> **TASK INSTRUCTIONS**:
a) Can you transcribe part of the Josef Hamouz profile exactly, beginning at the words "- 2010–2011: FC" and stopping after "in June 2009."?
b) Does the Josef Hamouz profile support each statement below? Answer yes or no for each, and quote the words of the profile that decide it. (i) Hamouz plays as a defender. (ii) Hamouz signed a three-year contract with SV Mattersburg. (iii) Hamouz was born in Ostrov nad Ohří.

Personal information
- Full name: Josef Hamouz
- Date of birth: 8 April 1980 (age 45)
- Place of birth: Ostrov nad Ohří, Czechoslovakia
- Height: 1.85 m (6 ft 1 in)
- Position: Defender

Team information
- Current team: Egri FC
- Number: 9

Senior career*
- Years: Team / Apps / (Gls)
- 1999–2000: SK Spolana Neratovice / 35 / (2)
- 2000: → SK Sparta Krč (loan) / ? / (?)
- 2001–2003: FK Baník Most / 46 / (5)
- 2003–2007: FC Slovan Liberec / 54 / (4)
- 2007: → SK Kladno (loan) / 13 / (1)
- 2007–2009: FK Baumit Jablonec / 58 / (3)
- 2009–2010: SV Mattersburg / 18 / (0)
- 2010–2011: FC Zbrojovka Brno / 17 / (0)
- 2011–: Egri FC / 32 / (1)

= Josef Hamouz =

Czech footballer (born 1980)

Josef Hamouz (born 8 April 1980) is a Czech professional football player. He plays as a defender.

==Career==
After several seasons playing professional football in his homeland, Hamouz signed a two-year contract with Austrian Football Bundesliga side SV Mattersburg in June 2009.

Document understanding data
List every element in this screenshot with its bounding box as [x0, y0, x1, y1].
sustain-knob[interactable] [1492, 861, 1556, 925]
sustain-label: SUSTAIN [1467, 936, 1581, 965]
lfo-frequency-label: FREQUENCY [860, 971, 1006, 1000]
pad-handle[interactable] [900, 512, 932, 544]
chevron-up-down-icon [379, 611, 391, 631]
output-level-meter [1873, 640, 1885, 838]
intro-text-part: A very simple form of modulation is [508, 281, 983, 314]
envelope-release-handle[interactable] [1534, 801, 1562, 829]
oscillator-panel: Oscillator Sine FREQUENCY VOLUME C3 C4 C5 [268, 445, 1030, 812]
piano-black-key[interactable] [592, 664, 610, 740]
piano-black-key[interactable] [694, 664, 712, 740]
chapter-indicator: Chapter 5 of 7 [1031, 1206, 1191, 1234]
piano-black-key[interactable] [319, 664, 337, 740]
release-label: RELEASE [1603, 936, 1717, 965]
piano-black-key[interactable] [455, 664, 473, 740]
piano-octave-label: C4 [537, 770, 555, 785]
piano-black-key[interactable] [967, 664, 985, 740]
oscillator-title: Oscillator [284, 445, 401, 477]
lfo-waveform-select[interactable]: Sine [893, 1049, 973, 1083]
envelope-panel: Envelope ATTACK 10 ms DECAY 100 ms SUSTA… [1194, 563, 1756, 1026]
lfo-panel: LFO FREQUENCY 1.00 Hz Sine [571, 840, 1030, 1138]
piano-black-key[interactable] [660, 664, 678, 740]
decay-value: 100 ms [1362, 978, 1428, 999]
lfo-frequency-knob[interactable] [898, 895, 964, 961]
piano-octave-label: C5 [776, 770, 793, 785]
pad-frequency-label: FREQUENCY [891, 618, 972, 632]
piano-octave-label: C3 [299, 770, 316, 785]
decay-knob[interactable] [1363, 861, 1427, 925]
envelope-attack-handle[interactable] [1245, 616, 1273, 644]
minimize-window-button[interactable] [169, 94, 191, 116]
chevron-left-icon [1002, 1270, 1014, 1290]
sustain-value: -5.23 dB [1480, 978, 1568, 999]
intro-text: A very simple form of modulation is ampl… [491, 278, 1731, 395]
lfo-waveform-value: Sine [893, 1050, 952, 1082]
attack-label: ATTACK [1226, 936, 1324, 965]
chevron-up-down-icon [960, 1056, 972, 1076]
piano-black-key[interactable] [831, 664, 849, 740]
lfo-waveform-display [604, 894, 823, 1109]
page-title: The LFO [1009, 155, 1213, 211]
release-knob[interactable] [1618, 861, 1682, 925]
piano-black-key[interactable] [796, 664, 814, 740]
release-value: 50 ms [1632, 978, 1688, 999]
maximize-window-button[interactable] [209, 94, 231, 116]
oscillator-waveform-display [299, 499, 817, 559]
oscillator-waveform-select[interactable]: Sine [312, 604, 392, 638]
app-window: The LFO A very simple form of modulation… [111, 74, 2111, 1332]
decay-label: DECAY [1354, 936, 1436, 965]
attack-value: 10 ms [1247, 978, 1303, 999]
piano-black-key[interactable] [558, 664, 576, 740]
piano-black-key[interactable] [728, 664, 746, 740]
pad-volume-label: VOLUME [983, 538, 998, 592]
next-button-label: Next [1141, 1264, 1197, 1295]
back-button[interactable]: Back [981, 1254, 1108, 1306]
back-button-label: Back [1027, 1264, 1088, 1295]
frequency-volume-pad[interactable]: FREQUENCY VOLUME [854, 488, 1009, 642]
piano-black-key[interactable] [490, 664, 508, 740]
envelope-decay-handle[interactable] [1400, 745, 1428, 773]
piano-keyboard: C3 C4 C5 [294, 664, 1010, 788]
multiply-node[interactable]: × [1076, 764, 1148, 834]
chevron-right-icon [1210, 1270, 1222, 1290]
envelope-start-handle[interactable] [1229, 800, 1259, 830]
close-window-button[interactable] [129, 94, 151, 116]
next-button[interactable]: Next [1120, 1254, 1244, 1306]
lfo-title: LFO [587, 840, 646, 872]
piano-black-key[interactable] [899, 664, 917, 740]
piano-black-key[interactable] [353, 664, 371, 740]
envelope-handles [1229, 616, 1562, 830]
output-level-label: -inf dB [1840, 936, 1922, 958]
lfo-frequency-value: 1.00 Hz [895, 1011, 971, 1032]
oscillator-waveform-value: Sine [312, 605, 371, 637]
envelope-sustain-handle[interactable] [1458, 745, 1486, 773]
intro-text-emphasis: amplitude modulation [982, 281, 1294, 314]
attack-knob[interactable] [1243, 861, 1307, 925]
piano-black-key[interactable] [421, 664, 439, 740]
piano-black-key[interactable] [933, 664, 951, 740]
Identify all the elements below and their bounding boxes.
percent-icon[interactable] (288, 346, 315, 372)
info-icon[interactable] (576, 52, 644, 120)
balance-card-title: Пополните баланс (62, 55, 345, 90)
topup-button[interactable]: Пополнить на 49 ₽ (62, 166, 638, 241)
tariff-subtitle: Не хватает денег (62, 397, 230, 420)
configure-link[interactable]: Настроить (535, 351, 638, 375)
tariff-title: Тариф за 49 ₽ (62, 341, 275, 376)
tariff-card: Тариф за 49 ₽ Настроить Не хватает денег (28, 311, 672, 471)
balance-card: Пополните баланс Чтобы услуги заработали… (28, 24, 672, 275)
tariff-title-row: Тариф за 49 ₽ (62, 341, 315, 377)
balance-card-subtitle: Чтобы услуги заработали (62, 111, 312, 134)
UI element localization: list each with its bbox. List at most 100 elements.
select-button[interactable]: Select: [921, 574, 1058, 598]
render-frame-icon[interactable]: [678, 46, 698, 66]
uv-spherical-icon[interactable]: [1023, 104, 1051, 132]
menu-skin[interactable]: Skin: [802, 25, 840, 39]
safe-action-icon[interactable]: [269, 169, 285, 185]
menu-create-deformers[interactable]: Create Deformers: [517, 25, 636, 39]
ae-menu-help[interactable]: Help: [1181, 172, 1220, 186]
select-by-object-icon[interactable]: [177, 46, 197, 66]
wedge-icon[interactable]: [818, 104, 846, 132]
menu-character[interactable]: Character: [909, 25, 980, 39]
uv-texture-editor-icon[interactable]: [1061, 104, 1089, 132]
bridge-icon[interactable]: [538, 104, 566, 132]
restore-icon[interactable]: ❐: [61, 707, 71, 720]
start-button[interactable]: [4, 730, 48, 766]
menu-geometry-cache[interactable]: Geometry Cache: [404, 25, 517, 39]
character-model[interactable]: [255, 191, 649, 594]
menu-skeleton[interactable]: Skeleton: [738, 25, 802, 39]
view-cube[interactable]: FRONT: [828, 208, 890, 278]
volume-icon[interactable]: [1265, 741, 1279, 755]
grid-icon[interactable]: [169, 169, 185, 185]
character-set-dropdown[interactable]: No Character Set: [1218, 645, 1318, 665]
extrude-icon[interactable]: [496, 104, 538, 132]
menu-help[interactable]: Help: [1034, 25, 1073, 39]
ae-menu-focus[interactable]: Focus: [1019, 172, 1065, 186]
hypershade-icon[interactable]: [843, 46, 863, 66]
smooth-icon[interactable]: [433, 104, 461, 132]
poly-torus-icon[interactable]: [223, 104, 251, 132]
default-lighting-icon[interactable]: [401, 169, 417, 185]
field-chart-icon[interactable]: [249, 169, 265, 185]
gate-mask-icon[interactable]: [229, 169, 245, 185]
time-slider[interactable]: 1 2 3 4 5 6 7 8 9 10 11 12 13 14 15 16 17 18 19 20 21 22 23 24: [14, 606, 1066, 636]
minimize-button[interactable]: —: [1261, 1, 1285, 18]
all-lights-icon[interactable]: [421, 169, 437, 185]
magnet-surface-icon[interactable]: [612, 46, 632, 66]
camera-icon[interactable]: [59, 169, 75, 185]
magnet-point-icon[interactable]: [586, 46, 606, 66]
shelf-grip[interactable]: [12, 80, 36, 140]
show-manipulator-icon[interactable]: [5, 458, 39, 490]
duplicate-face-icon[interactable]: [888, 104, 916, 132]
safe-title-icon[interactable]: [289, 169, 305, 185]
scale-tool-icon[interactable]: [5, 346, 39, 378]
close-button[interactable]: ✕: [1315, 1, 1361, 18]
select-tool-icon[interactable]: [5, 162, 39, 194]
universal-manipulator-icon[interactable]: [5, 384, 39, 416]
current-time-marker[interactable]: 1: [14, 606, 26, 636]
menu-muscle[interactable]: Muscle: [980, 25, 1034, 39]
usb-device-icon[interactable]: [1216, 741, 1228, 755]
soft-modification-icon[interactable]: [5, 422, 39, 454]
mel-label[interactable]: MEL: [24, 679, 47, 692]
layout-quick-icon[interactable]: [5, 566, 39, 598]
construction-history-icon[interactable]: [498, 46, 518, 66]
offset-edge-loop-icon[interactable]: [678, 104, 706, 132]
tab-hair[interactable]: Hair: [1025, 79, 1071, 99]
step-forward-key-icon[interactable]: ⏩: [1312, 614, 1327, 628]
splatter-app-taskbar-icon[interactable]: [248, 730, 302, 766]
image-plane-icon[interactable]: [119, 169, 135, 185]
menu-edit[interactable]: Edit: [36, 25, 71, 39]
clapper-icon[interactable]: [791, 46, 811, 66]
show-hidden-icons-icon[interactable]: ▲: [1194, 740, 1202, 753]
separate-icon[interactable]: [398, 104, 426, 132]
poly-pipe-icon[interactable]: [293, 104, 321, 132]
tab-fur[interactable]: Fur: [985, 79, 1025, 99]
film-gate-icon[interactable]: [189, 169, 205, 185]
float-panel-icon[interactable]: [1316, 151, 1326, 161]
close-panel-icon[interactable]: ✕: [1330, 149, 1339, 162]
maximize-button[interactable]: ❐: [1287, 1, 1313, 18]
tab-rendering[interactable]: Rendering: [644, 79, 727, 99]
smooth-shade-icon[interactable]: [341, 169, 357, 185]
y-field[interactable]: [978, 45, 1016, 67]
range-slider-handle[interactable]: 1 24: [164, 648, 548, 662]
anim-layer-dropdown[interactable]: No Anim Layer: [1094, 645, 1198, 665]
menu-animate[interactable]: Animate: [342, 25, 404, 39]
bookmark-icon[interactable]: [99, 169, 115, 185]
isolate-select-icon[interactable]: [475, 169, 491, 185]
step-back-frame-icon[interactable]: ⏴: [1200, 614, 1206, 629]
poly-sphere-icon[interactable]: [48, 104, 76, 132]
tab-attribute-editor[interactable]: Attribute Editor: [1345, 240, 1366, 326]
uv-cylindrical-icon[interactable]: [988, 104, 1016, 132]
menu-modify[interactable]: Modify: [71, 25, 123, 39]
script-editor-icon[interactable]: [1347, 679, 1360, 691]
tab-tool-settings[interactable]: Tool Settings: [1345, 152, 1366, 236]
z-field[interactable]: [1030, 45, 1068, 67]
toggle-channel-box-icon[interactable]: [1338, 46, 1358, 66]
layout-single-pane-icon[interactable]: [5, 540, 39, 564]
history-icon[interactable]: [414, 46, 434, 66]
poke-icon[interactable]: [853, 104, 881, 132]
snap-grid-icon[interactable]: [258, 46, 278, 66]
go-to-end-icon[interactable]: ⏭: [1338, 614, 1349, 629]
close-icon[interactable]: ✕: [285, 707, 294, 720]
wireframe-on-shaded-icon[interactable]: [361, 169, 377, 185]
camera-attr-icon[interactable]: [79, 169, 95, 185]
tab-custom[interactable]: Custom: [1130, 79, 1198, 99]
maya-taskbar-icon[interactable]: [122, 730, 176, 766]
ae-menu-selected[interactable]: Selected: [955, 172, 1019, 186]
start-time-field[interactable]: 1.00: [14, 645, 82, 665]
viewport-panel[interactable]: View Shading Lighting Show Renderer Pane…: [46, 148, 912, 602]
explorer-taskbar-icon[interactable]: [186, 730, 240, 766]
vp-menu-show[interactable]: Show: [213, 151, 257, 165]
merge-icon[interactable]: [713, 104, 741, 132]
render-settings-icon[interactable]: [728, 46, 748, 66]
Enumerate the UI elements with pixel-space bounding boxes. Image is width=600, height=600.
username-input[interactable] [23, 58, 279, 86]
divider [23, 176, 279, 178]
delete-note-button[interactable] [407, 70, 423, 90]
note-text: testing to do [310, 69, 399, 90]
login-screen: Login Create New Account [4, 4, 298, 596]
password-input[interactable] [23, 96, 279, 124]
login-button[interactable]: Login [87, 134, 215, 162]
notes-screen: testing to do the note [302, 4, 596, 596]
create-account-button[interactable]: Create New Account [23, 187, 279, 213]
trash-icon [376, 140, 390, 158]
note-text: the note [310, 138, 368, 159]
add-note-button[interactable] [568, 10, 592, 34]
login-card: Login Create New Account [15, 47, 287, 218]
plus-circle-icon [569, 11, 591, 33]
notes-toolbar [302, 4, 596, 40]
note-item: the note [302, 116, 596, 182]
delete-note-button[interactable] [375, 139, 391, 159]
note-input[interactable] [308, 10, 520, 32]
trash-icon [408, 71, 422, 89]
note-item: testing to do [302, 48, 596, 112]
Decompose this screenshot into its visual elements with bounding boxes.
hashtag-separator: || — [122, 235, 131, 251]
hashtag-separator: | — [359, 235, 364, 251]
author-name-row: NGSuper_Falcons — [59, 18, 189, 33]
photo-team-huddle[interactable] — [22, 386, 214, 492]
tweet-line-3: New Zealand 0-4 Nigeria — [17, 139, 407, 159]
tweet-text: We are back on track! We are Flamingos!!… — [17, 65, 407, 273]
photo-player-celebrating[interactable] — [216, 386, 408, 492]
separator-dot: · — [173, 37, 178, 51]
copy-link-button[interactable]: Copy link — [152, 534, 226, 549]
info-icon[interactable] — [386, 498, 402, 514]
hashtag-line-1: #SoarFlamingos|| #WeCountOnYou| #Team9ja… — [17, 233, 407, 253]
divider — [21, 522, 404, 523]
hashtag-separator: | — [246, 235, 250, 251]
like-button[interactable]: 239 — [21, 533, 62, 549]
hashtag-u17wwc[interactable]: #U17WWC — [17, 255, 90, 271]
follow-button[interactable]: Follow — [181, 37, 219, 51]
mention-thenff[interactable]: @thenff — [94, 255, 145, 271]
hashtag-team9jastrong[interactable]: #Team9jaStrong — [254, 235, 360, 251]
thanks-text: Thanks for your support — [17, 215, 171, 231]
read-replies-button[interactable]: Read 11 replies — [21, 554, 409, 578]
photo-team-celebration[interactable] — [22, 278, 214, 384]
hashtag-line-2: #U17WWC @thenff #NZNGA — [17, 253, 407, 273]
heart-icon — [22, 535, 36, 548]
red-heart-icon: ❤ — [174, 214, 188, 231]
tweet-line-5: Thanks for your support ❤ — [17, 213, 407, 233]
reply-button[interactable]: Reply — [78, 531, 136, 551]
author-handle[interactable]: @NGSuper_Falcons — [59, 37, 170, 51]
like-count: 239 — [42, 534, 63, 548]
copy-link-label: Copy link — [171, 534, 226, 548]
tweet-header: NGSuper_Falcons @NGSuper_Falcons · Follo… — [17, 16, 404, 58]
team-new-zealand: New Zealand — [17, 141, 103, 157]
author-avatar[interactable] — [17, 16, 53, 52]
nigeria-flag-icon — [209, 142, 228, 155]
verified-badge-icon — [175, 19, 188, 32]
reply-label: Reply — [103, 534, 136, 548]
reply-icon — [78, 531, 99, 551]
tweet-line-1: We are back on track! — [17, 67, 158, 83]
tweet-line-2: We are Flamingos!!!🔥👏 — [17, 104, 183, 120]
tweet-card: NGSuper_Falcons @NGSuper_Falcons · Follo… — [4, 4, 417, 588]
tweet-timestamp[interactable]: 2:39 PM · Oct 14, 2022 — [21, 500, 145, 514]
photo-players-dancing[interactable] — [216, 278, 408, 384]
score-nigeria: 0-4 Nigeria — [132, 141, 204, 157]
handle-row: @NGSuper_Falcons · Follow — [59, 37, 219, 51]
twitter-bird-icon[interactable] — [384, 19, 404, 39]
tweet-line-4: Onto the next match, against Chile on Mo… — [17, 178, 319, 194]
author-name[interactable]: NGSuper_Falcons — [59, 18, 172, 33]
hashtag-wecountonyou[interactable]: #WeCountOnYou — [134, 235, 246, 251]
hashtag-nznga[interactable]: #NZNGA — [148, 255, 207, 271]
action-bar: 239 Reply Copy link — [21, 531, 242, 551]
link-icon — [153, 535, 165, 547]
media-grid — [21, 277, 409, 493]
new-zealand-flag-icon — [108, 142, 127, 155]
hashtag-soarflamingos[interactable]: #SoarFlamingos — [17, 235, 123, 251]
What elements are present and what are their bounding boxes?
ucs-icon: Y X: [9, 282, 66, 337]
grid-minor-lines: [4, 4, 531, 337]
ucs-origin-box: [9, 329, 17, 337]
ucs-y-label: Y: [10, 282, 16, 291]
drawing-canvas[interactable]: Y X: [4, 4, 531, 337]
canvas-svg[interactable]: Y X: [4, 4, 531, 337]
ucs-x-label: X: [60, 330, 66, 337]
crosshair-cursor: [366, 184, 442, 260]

> **RESULTS OF THE TASKS**:
a)
- 2010–2011: FC Zbrojovka Brno / 17 / (0)
- 2011–: Egri FC / 32 / (1)

= Josef Hamouz =

Czech footballer (born 1980)

Josef Hamouz (born 8 April 1980) is a Czech professional football player. He plays as a defender.

==Career==
After several seasons playing professional football in his homeland, Hamouz signed a two-year contract with Austrian Football Bundesliga side SV Mattersburg in June 2009.

b)
(i) Yes: "He plays as a defender."
(ii) No: "signed a two-year contract with Austrian Football Bundesliga side SV Mattersburg in June 2009."
(iii) Yes: "Place of birth: Ostrov nad Ohří, Czechoslovakia"